Written instruction =
Every record below should be transcribed exactly. Omit the images.

[Data entries]
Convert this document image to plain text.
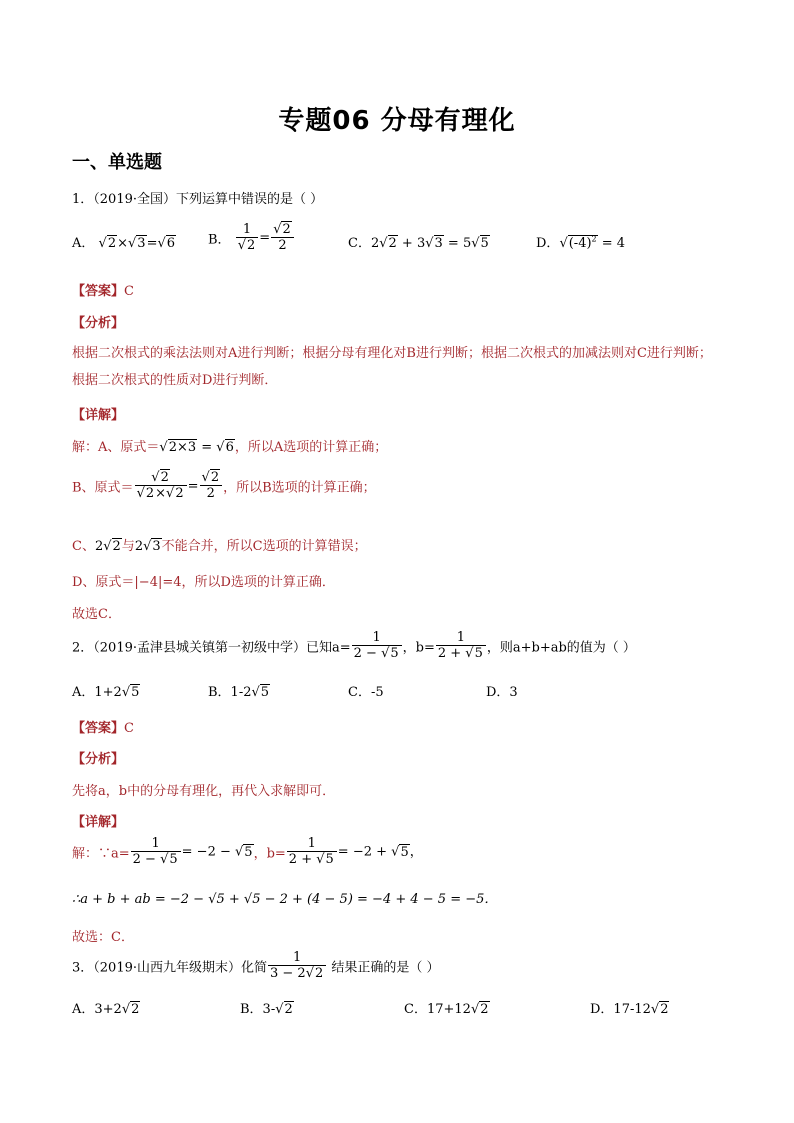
专题06 分母有理化
一、单选题
1．（2019·全国）下列运算中错误的是（ ）
A． √2×√3=√6	B． $\frac{1}{√2} = \frac{√2}{2}$	C．2√2 + 3√3 = 5√5	D．$√(-4)^2 = 4$
【答案】C
【分析】
根据二次根式的乘法法则对A进行判断；根据分母有理化对B进行判断；根据二次根式的加减法则对C进行判断；根据二次根式的性质对D进行判断．
【详解】
解：A、原式＝√2×3 = √6，所以A选项的计算正确；
B、原式＝ $\frac{√2}{√2\times√2} = \frac{√2}{2}$ ，所以B选项的计算正确；
C、2√2与2√3不能合并，所以C选项的计算错误；
D、原式＝|−4|=4，所以D选项的计算正确．
故选C．
2．（2019·孟津县城关镇第一初级中学）已知$a= \frac{1}{2 - √5}$ ，$b= \frac{1}{2 + √5}$ ，则a+b+ab的值为（ ）
A．1+2√5	B．1-2√5	C．-5	D．3
【答案】C
【分析】
先将a，b中的分母有理化，再代入求解即可．
【详解】
解：∵a= $\frac{1}{2 - √5} = -2 - √5$，$b= \frac{1}{2 + √5} = -2 + √5$，
∴a + b + ab = −2 − √5 + √5 − 2 + (4 − 5) = −4 + 4 − 5 = −5．
故选：C．
3．（2019·山西九年级期末）化简 $\frac{1}{3 - 2√2}$ 结果正确的是（ ）
A．3+2√2	B．3-√2	C．17+12√2	D．17-12√2
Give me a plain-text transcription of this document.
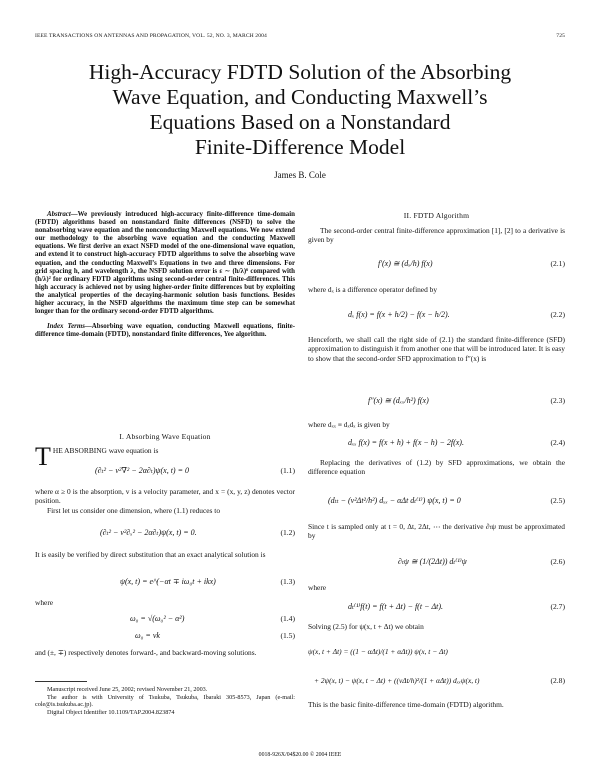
IEEE TRANSACTIONS ON ANTENNAS AND PROPAGATION, VOL. 52, NO. 3, MARCH 2004	725
High-Accuracy FDTD Solution of the Absorbing
Wave Equation, and Conducting Maxwell’s
Equations Based on a Nonstandard
Finite-Difference Model
James B. Cole

Abstract—We previously introduced high-accuracy finite-difference time-domain (FDTD) algorithms based on nonstandard finite differences (NSFD) to solve the nonabsorbing wave equation and the nonconducting Maxwell equations. We now extend our methodology to the absorbing wave equation and the conducting Maxwell equations. We first derive an exact NSFD model of the one-dimensional wave equation, and extend it to construct high-accuracy FDTD algorithms to solve the absorbing wave equation, and the conducting Maxwell’s Equations in two and three dimensions. For grid spacing h, and wavelength λ, the NSFD solution error is ε ∼ (h/λ)⁶ compared with (h/λ)² for ordinary FDTD algorithms using second-order central finite-differences. This high accuracy is achieved not by using higher-order finite differences but by exploiting the analytical properties of the decaying-harmonic solution basis functions. Besides higher accuracy, in the NSFD algorithms the maximum time step can be somewhat longer than for the ordinary second-order FDTD algorithms.

Index Terms—Absorbing wave equation, conducting Maxwell equations, finite-difference time-domain (FDTD), nonstandard finite differences, Yee algorithm.

I. Absorbing Wave Equation
T HE ABSORBING wave equation is
(∂ₜ² − v²∇² − 2α∂ₜ)ψ(x, t) = 0	(1.1)
where α ≥ 0 is the absorption, v is a velocity parameter, and x = (x, y, z) denotes vector position.

First let us consider one dimension, where (1.1) reduces to

(∂ₜ² − v²∂ₓ² − 2α∂ₜ)ψ(x, t) = 0.	(1.2)
It is easily be verified by direct substitution that an exact analytical solution is
ψ(x, t) = e^(−αt ∓ iω₀t + ikx)	(1.3)
where
ω₀ = √(ω₀² − α²)	(1.4)
ω₀ = vk	(1.5)
and (±, ∓) respectively denotes forward-, and backward-moving solutions.

Manuscript received June 25, 2002; revised November 21, 2003.

The author is with University of Tsukuba, Tsukuba, Ibaraki 305-8573, Japan (e-mail: cole@is.tsukuba.ac.jp).

Digital Object Identifier 10.1109/TAP.2004.823874

II. FDTD Algorithm

The second-order central finite-difference approximation [1], [2] to a derivative is given by

f′(x) ≅ (dₓ/h) f(x)	(2.1)
where dₓ is a difference operator defined by
dₓ f(x) = f(x + h/2) − f(x − h/2).	(2.2)

Henceforth, we shall call the right side of (2.1) the standard finite-difference (SFD) approximation to distinguish it from another one that will be introduced later. It is easy to show that the second-order SFD approximation to f″(x) is

f″(x) ≅ (dₓₓ/h²) f(x)	(2.3)
where dₓₓ ≡ dₓdₓ is given by
dₓₓ f(x) = f(x + h) + f(x − h) − 2f(x).	(2.4)

Replacing the derivatives of (1.2) by SFD approximations, we obtain the difference equation

(dₜₜ − (v²Δt²/h²) dₓₓ − αΔt dₜ⁽¹⁾) ψ(x, t) = 0	(2.5)
Since t is sampled only at t = 0, Δt, 2Δt, ⋯ the derivative ∂ₜψ must be approximated by
∂ₜψ ≅ (1/(2Δt)) dₜ⁽¹⁾ψ	(2.6)
where
dₜ⁽¹⁾f(t) = f(t + Δt) − f(t − Δt).	(2.7)
Solving (2.5) for ψ(x, t + Δt) we obtain
ψ(x, t + Δt) = ((1 − αΔt)/(1 + αΔt)) ψ(x, t − Δt)
+ 2ψ(x, t) − ψ(x, t − Δt) + ((vΔt/h)²/(1 + αΔt)) dₓₓψ(x, t)	(2.8)
This is the basic finite-difference time-domain (FDTD) algorithm.
0018-926X/04$20.00 © 2004 IEEE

Answer for the task =
Convert this document image to plain text.
专题06 分母有理化
一、单选题
1．（2019·全国）下列运算中错误的是（ ）
A． √2×√3=√6	B． $\frac{1}{√2} = \frac{√2}{2}$	C．2√2 + 3√3 = 5√5	D．$√(-4)^2 = 4$
【答案】C
【分析】
根据二次根式的乘法法则对A进行判断；根据分母有理化对B进行判断；根据二次根式的加减法则对C进行判断；根据二次根式的性质对D进行判断．
【详解】
解：A、原式＝√2×3 = √6，所以A选项的计算正确；
B、原式＝ $\frac{√2}{√2\times√2} = \frac{√2}{2}$ ，所以B选项的计算正确；
C、2√2与2√3不能合并，所以C选项的计算错误；
D、原式＝|−4|=4，所以D选项的计算正确．
故选C．
2．（2019·孟津县城关镇第一初级中学）已知$a= \frac{1}{2 - √5}$ ，$b= \frac{1}{2 + √5}$ ，则a+b+ab的值为（ ）
A．1+2√5	B．1-2√5	C．-5	D．3
【答案】C
【分析】
先将a，b中的分母有理化，再代入求解即可．
【详解】
解：∵a= $\frac{1}{2 - √5} = -2 - √5$，$b= \frac{1}{2 + √5} = -2 + √5$，
∴a + b + ab = −2 − √5 + √5 − 2 + (4 − 5) = −4 + 4 − 5 = −5．
故选：C．
3．（2019·山西九年级期末）化简 $\frac{1}{3 - 2√2}$ 结果正确的是（ ）
A．3+2√2	B．3-√2	C．17+12√2	D．17-12√2
Give me a plain-text transcription of this document.
IEEE TRANSACTIONS ON ANTENNAS AND PROPAGATION, VOL. 52, NO. 3, MARCH 2004	725
High-Accuracy FDTD Solution of the Absorbing
Wave Equation, and Conducting Maxwell’s
Equations Based on a Nonstandard
Finite-Difference Model
James B. Cole

Abstract—We previously introduced high-accuracy finite-difference time-domain (FDTD) algorithms based on nonstandard finite differences (NSFD) to solve the nonabsorbing wave equation and the nonconducting Maxwell equations. We now extend our methodology to the absorbing wave equation and the conducting Maxwell equations. We first derive an exact NSFD model of the one-dimensional wave equation, and extend it to construct high-accuracy FDTD algorithms to solve the absorbing wave equation, and the conducting Maxwell’s Equations in two and three dimensions. For grid spacing h, and wavelength λ, the NSFD solution error is ε ∼ (h/λ)⁶ compared with (h/λ)² for ordinary FDTD algorithms using second-order central finite-differences. This high accuracy is achieved not by using higher-order finite differences but by exploiting the analytical properties of the decaying-harmonic solution basis functions. Besides higher accuracy, in the NSFD algorithms the maximum time step can be somewhat longer than for the ordinary second-order FDTD algorithms.

Index Terms—Absorbing wave equation, conducting Maxwell equations, finite-difference time-domain (FDTD), nonstandard finite differences, Yee algorithm.

I. Absorbing Wave Equation
T HE ABSORBING wave equation is
(∂ₜ² − v²∇² − 2α∂ₜ)ψ(x, t) = 0	(1.1)
where α ≥ 0 is the absorption, v is a velocity parameter, and x = (x, y, z) denotes vector position.

First let us consider one dimension, where (1.1) reduces to

(∂ₜ² − v²∂ₓ² − 2α∂ₜ)ψ(x, t) = 0.	(1.2)
It is easily be verified by direct substitution that an exact analytical solution is
ψ(x, t) = e^(−αt ∓ iω₀t + ikx)	(1.3)
where
ω₀ = √(ω₀² − α²)	(1.4)
ω₀ = vk	(1.5)
and (±, ∓) respectively denotes forward-, and backward-moving solutions.

Manuscript received June 25, 2002; revised November 21, 2003.

The author is with University of Tsukuba, Tsukuba, Ibaraki 305-8573, Japan (e-mail: cole@is.tsukuba.ac.jp).

Digital Object Identifier 10.1109/TAP.2004.823874

II. FDTD Algorithm

The second-order central finite-difference approximation [1], [2] to a derivative is given by

f′(x) ≅ (dₓ/h) f(x)	(2.1)
where dₓ is a difference operator defined by
dₓ f(x) = f(x + h/2) − f(x − h/2).	(2.2)

Henceforth, we shall call the right side of (2.1) the standard finite-difference (SFD) approximation to distinguish it from another one that will be introduced later. It is easy to show that the second-order SFD approximation to f″(x) is

f″(x) ≅ (dₓₓ/h²) f(x)	(2.3)
where dₓₓ ≡ dₓdₓ is given by
dₓₓ f(x) = f(x + h) + f(x − h) − 2f(x).	(2.4)

Replacing the derivatives of (1.2) by SFD approximations, we obtain the difference equation

(dₜₜ − (v²Δt²/h²) dₓₓ − αΔt dₜ⁽¹⁾) ψ(x, t) = 0	(2.5)
Since t is sampled only at t = 0, Δt, 2Δt, ⋯ the derivative ∂ₜψ must be approximated by
∂ₜψ ≅ (1/(2Δt)) dₜ⁽¹⁾ψ	(2.6)
where
dₜ⁽¹⁾f(t) = f(t + Δt) − f(t − Δt).	(2.7)
Solving (2.5) for ψ(x, t + Δt) we obtain
ψ(x, t + Δt) = ((1 − αΔt)/(1 + αΔt)) ψ(x, t − Δt)
+ 2ψ(x, t) − ψ(x, t − Δt) + ((vΔt/h)²/(1 + αΔt)) dₓₓψ(x, t)	(2.8)
This is the basic finite-difference time-domain (FDTD) algorithm.
0018-926X/04$20.00 © 2004 IEEE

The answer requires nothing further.